(Exercise requirements): Return the entries verbatim and drop every picture.

— begin Entries provided —

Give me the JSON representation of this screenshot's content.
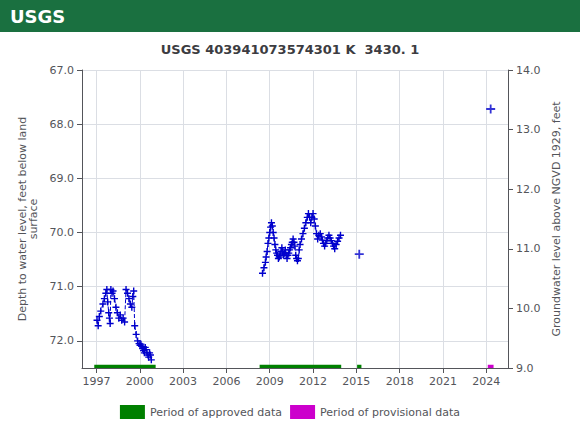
{
  "chart_data": {
    "type": "line",
    "title": "USGS 403941073574301 K  3430. 1",
    "annotations": [
      {
        "text": "USGS",
        "color": "#1a7040"
      }
    ],
    "ylabel": "Depth to water level, feet below land\nsurface",
    "y2label": "Groundwater level above NGVD 1929, feet",
    "xlim": [
      1996.0,
      2025.5
    ],
    "xticks": [
      1997,
      2000,
      2003,
      2006,
      2009,
      2012,
      2015,
      2018,
      2021,
      2024
    ],
    "ylim": [
      72.5,
      67.0
    ],
    "yticks": [
      {
        "value": 67.0,
        "label": "67.0"
      },
      {
        "value": 68.0,
        "label": "68.0"
      },
      {
        "value": 69.0,
        "label": "69.0"
      },
      {
        "value": 70.0,
        "label": "70.0"
      },
      {
        "value": 71.0,
        "label": "71.0"
      },
      {
        "value": 72.0,
        "label": "72.0"
      }
    ],
    "y2lim": [
      9.0,
      14.0
    ],
    "y2ticks": [
      {
        "value": 9.0,
        "label": "9.0"
      },
      {
        "value": 10.0,
        "label": "10.0"
      },
      {
        "value": 11.0,
        "label": "11.0"
      },
      {
        "value": 12.0,
        "label": "12.0"
      },
      {
        "value": 13.0,
        "label": "13.0"
      },
      {
        "value": 14.0,
        "label": "14.0"
      }
    ],
    "grid": true,
    "legend": "bottom",
    "series": [
      {
        "type": "line",
        "color": "#0000cc",
        "marker": "plus",
        "line_style": "dashed",
        "x": [
          1997.04,
          1997.12,
          1997.2,
          1997.3,
          1997.45,
          1997.55,
          1997.65,
          1997.72,
          1997.78,
          1997.85,
          1997.9,
          1997.95,
          1998.0,
          1998.08,
          1998.15,
          1998.25,
          1998.35,
          1998.45,
          1998.55,
          1998.65,
          1998.75,
          1998.85,
          1998.95,
          1999.05,
          1999.15,
          1999.25,
          1999.35,
          1999.45,
          1999.52,
          1999.58,
          1999.65,
          1999.75,
          1999.85,
          1999.95,
          2000.02,
          2000.08,
          2000.14,
          2000.2,
          2000.26,
          2000.32,
          2000.38,
          2000.44,
          2000.5,
          2000.56,
          2000.62,
          2000.68,
          2000.74,
          2000.8
        ],
        "values": [
          71.62,
          71.72,
          71.55,
          71.45,
          71.32,
          71.22,
          71.12,
          71.05,
          71.28,
          71.48,
          71.58,
          71.68,
          71.05,
          71.12,
          71.08,
          71.22,
          71.38,
          71.48,
          71.58,
          71.52,
          71.62,
          71.58,
          71.65,
          71.05,
          71.12,
          71.22,
          71.32,
          71.38,
          71.18,
          71.08,
          71.72,
          71.88,
          72.0,
          72.05,
          72.08,
          72.06,
          72.1,
          72.14,
          72.18,
          72.22,
          72.12,
          72.16,
          72.22,
          72.26,
          72.3,
          72.22,
          72.26,
          72.35
        ]
      },
      {
        "type": "line",
        "color": "#0000cc",
        "marker": "plus",
        "line_style": "dashed",
        "x": [
          2008.5,
          2008.6,
          2008.7,
          2008.75,
          2008.82,
          2008.88,
          2008.94,
          2009.0,
          2009.06,
          2009.12,
          2009.18,
          2009.24,
          2009.3,
          2009.36,
          2009.42,
          2009.48,
          2009.54,
          2009.6,
          2009.66,
          2009.72,
          2009.78,
          2009.84,
          2009.9,
          2009.96,
          2010.02,
          2010.08,
          2010.14,
          2010.2,
          2010.26,
          2010.32,
          2010.38,
          2010.44,
          2010.5,
          2010.56,
          2010.62,
          2010.68,
          2010.74,
          2010.8,
          2010.86,
          2010.92,
          2010.98,
          2011.04,
          2011.1,
          2011.2,
          2011.3,
          2011.4,
          2011.5,
          2011.6,
          2011.68,
          2011.76,
          2011.84,
          2011.92,
          2012.0,
          2012.08,
          2012.16,
          2012.24,
          2012.32,
          2012.4,
          2012.5,
          2012.58,
          2012.65,
          2012.72,
          2012.8,
          2012.88,
          2012.95,
          2013.02,
          2013.1,
          2013.18,
          2013.26,
          2013.34,
          2013.42,
          2013.5,
          2013.6,
          2013.7,
          2013.8,
          2013.9
        ],
        "values": [
          70.75,
          70.65,
          70.55,
          70.45,
          70.35,
          70.2,
          70.1,
          70.0,
          69.9,
          69.82,
          69.88,
          70.0,
          70.1,
          70.22,
          70.32,
          70.38,
          70.42,
          70.48,
          70.45,
          70.42,
          70.35,
          70.28,
          70.35,
          70.42,
          70.38,
          70.32,
          70.42,
          70.48,
          70.42,
          70.38,
          70.32,
          70.28,
          70.22,
          70.18,
          70.12,
          70.18,
          70.25,
          70.42,
          70.48,
          70.52,
          70.48,
          70.32,
          70.22,
          70.12,
          70.02,
          69.92,
          69.82,
          69.72,
          69.65,
          69.72,
          69.82,
          69.72,
          69.65,
          69.75,
          69.88,
          70.02,
          70.12,
          70.05,
          70.02,
          70.08,
          70.14,
          70.2,
          70.25,
          70.2,
          70.15,
          70.1,
          70.05,
          70.1,
          70.15,
          70.2,
          70.25,
          70.3,
          70.22,
          70.16,
          70.1,
          70.05
        ]
      },
      {
        "type": "scatter",
        "color": "#0000cc",
        "marker": "plus",
        "x": [
          2015.2,
          2024.3
        ],
        "values": [
          70.4,
          67.72
        ]
      },
      {
        "type": "band",
        "name": "Period of approved data",
        "color": "#008000",
        "ranges": [
          [
            1996.85,
            2001.1
          ],
          [
            2008.3,
            2013.95
          ],
          [
            2015.05,
            2015.35
          ]
        ],
        "y": 72.44,
        "height": 0.06
      },
      {
        "type": "band",
        "name": "Period of provisional data",
        "color": "#cc00cc",
        "ranges": [
          [
            2024.1,
            2024.5
          ]
        ],
        "y": 72.44,
        "height": 0.06
      }
    ]
  }
}
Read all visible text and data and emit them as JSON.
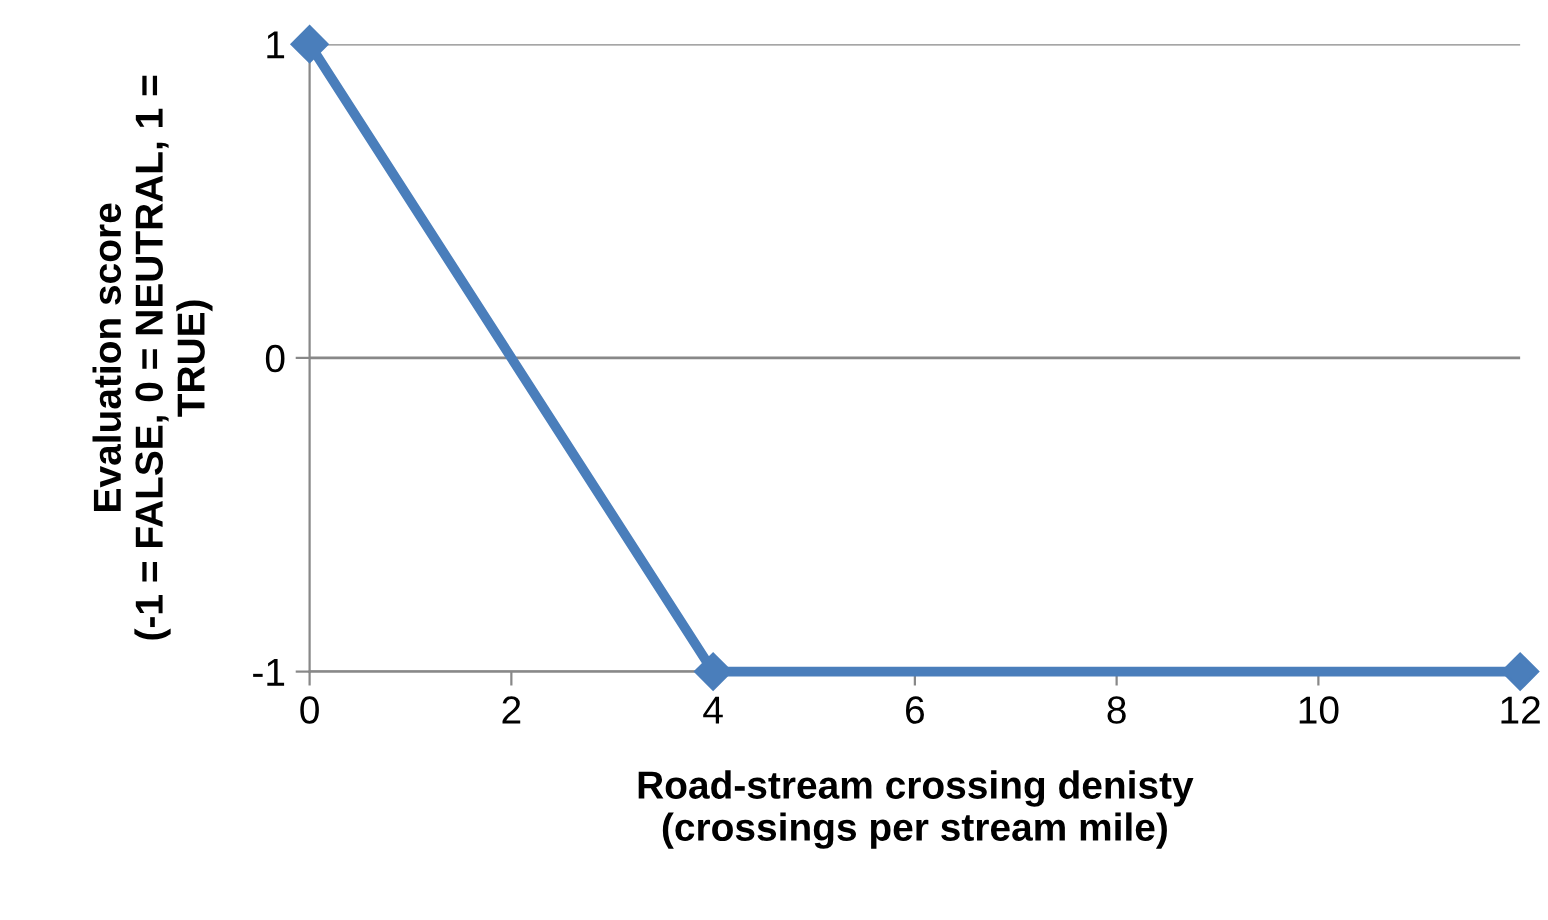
{
  "chart_data": {
    "type": "line",
    "xlabel": "Road-stream crossing denisty\n(crossings per stream mile)",
    "ylabel": "Evaluation score\n(-1 = FALSE, 0 = NEUTRAL, 1 =\nTRUE)",
    "x": [
      0,
      4,
      12
    ],
    "series": [
      {
        "color": "#4a7ebb",
        "values": [
          1,
          -1,
          -1
        ]
      }
    ],
    "xlim": [
      0,
      12
    ],
    "xticks": [
      0,
      2,
      4,
      6,
      8,
      10,
      12
    ],
    "ylim": [
      -1,
      1
    ],
    "yticks": [
      {
        "value": -1,
        "label": "-1"
      },
      0,
      1
    ],
    "grid": "y",
    "marker": "diamond",
    "line_style": "solid",
    "legend": false
  }
}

— end Entries provided —

(Written answer):
Give me the JSON representation of this screenshot's content.
{
  "chart_data": {
    "type": "line",
    "title": "USGS 403941073574301 K  3430. 1",
    "annotations": [
      {
        "text": "USGS",
        "color": "#1a7040"
      }
    ],
    "ylabel": "Depth to water level, feet below land\nsurface",
    "y2label": "Groundwater level above NGVD 1929, feet",
    "xlim": [
      1996.0,
      2025.5
    ],
    "xticks": [
      1997,
      2000,
      2003,
      2006,
      2009,
      2012,
      2015,
      2018,
      2021,
      2024
    ],
    "ylim": [
      72.5,
      67.0
    ],
    "yticks": [
      {
        "value": 67.0,
        "label": "67.0"
      },
      {
        "value": 68.0,
        "label": "68.0"
      },
      {
        "value": 69.0,
        "label": "69.0"
      },
      {
        "value": 70.0,
        "label": "70.0"
      },
      {
        "value": 71.0,
        "label": "71.0"
      },
      {
        "value": 72.0,
        "label": "72.0"
      }
    ],
    "y2lim": [
      9.0,
      14.0
    ],
    "y2ticks": [
      {
        "value": 9.0,
        "label": "9.0"
      },
      {
        "value": 10.0,
        "label": "10.0"
      },
      {
        "value": 11.0,
        "label": "11.0"
      },
      {
        "value": 12.0,
        "label": "12.0"
      },
      {
        "value": 13.0,
        "label": "13.0"
      },
      {
        "value": 14.0,
        "label": "14.0"
      }
    ],
    "grid": true,
    "legend": "bottom",
    "series": [
      {
        "type": "line",
        "color": "#0000cc",
        "marker": "plus",
        "line_style": "dashed",
        "x": [
          1997.04,
          1997.12,
          1997.2,
          1997.3,
          1997.45,
          1997.55,
          1997.65,
          1997.72,
          1997.78,
          1997.85,
          1997.9,
          1997.95,
          1998.0,
          1998.08,
          1998.15,
          1998.25,
          1998.35,
          1998.45,
          1998.55,
          1998.65,
          1998.75,
          1998.85,
          1998.95,
          1999.05,
          1999.15,
          1999.25,
          1999.35,
          1999.45,
          1999.52,
          1999.58,
          1999.65,
          1999.75,
          1999.85,
          1999.95,
          2000.02,
          2000.08,
          2000.14,
          2000.2,
          2000.26,
          2000.32,
          2000.38,
          2000.44,
          2000.5,
          2000.56,
          2000.62,
          2000.68,
          2000.74,
          2000.8
        ],
        "values": [
          71.62,
          71.72,
          71.55,
          71.45,
          71.32,
          71.22,
          71.12,
          71.05,
          71.28,
          71.48,
          71.58,
          71.68,
          71.05,
          71.12,
          71.08,
          71.22,
          71.38,
          71.48,
          71.58,
          71.52,
          71.62,
          71.58,
          71.65,
          71.05,
          71.12,
          71.22,
          71.32,
          71.38,
          71.18,
          71.08,
          71.72,
          71.88,
          72.0,
          72.05,
          72.08,
          72.06,
          72.1,
          72.14,
          72.18,
          72.22,
          72.12,
          72.16,
          72.22,
          72.26,
          72.3,
          72.22,
          72.26,
          72.35
        ]
      },
      {
        "type": "line",
        "color": "#0000cc",
        "marker": "plus",
        "line_style": "dashed",
        "x": [
          2008.5,
          2008.6,
          2008.7,
          2008.75,
          2008.82,
          2008.88,
          2008.94,
          2009.0,
          2009.06,
          2009.12,
          2009.18,
          2009.24,
          2009.3,
          2009.36,
          2009.42,
          2009.48,
          2009.54,
          2009.6,
          2009.66,
          2009.72,
          2009.78,
          2009.84,
          2009.9,
          2009.96,
          2010.02,
          2010.08,
          2010.14,
          2010.2,
          2010.26,
          2010.32,
          2010.38,
          2010.44,
          2010.5,
          2010.56,
          2010.62,
          2010.68,
          2010.74,
          2010.8,
          2010.86,
          2010.92,
          2010.98,
          2011.04,
          2011.1,
          2011.2,
          2011.3,
          2011.4,
          2011.5,
          2011.6,
          2011.68,
          2011.76,
          2011.84,
          2011.92,
          2012.0,
          2012.08,
          2012.16,
          2012.24,
          2012.32,
          2012.4,
          2012.5,
          2012.58,
          2012.65,
          2012.72,
          2012.8,
          2012.88,
          2012.95,
          2013.02,
          2013.1,
          2013.18,
          2013.26,
          2013.34,
          2013.42,
          2013.5,
          2013.6,
          2013.7,
          2013.8,
          2013.9
        ],
        "values": [
          70.75,
          70.65,
          70.55,
          70.45,
          70.35,
          70.2,
          70.1,
          70.0,
          69.9,
          69.82,
          69.88,
          70.0,
          70.1,
          70.22,
          70.32,
          70.38,
          70.42,
          70.48,
          70.45,
          70.42,
          70.35,
          70.28,
          70.35,
          70.42,
          70.38,
          70.32,
          70.42,
          70.48,
          70.42,
          70.38,
          70.32,
          70.28,
          70.22,
          70.18,
          70.12,
          70.18,
          70.25,
          70.42,
          70.48,
          70.52,
          70.48,
          70.32,
          70.22,
          70.12,
          70.02,
          69.92,
          69.82,
          69.72,
          69.65,
          69.72,
          69.82,
          69.72,
          69.65,
          69.75,
          69.88,
          70.02,
          70.12,
          70.05,
          70.02,
          70.08,
          70.14,
          70.2,
          70.25,
          70.2,
          70.15,
          70.1,
          70.05,
          70.1,
          70.15,
          70.2,
          70.25,
          70.3,
          70.22,
          70.16,
          70.1,
          70.05
        ]
      },
      {
        "type": "scatter",
        "color": "#0000cc",
        "marker": "plus",
        "x": [
          2015.2,
          2024.3
        ],
        "values": [
          70.4,
          67.72
        ]
      },
      {
        "type": "band",
        "name": "Period of approved data",
        "color": "#008000",
        "ranges": [
          [
            1996.85,
            2001.1
          ],
          [
            2008.3,
            2013.95
          ],
          [
            2015.05,
            2015.35
          ]
        ],
        "y": 72.44,
        "height": 0.06
      },
      {
        "type": "band",
        "name": "Period of provisional data",
        "color": "#cc00cc",
        "ranges": [
          [
            2024.1,
            2024.5
          ]
        ],
        "y": 72.44,
        "height": 0.06
      }
    ]
  }
}
Read all visible text and data and emit them as JSON.
{
  "chart_data": {
    "type": "line",
    "xlabel": "Road-stream crossing denisty\n(crossings per stream mile)",
    "ylabel": "Evaluation score\n(-1 = FALSE, 0 = NEUTRAL, 1 =\nTRUE)",
    "x": [
      0,
      4,
      12
    ],
    "series": [
      {
        "color": "#4a7ebb",
        "values": [
          1,
          -1,
          -1
        ]
      }
    ],
    "xlim": [
      0,
      12
    ],
    "xticks": [
      0,
      2,
      4,
      6,
      8,
      10,
      12
    ],
    "ylim": [
      -1,
      1
    ],
    "yticks": [
      {
        "value": -1,
        "label": "-1"
      },
      0,
      1
    ],
    "grid": "y",
    "marker": "diamond",
    "line_style": "solid",
    "legend": false
  }
}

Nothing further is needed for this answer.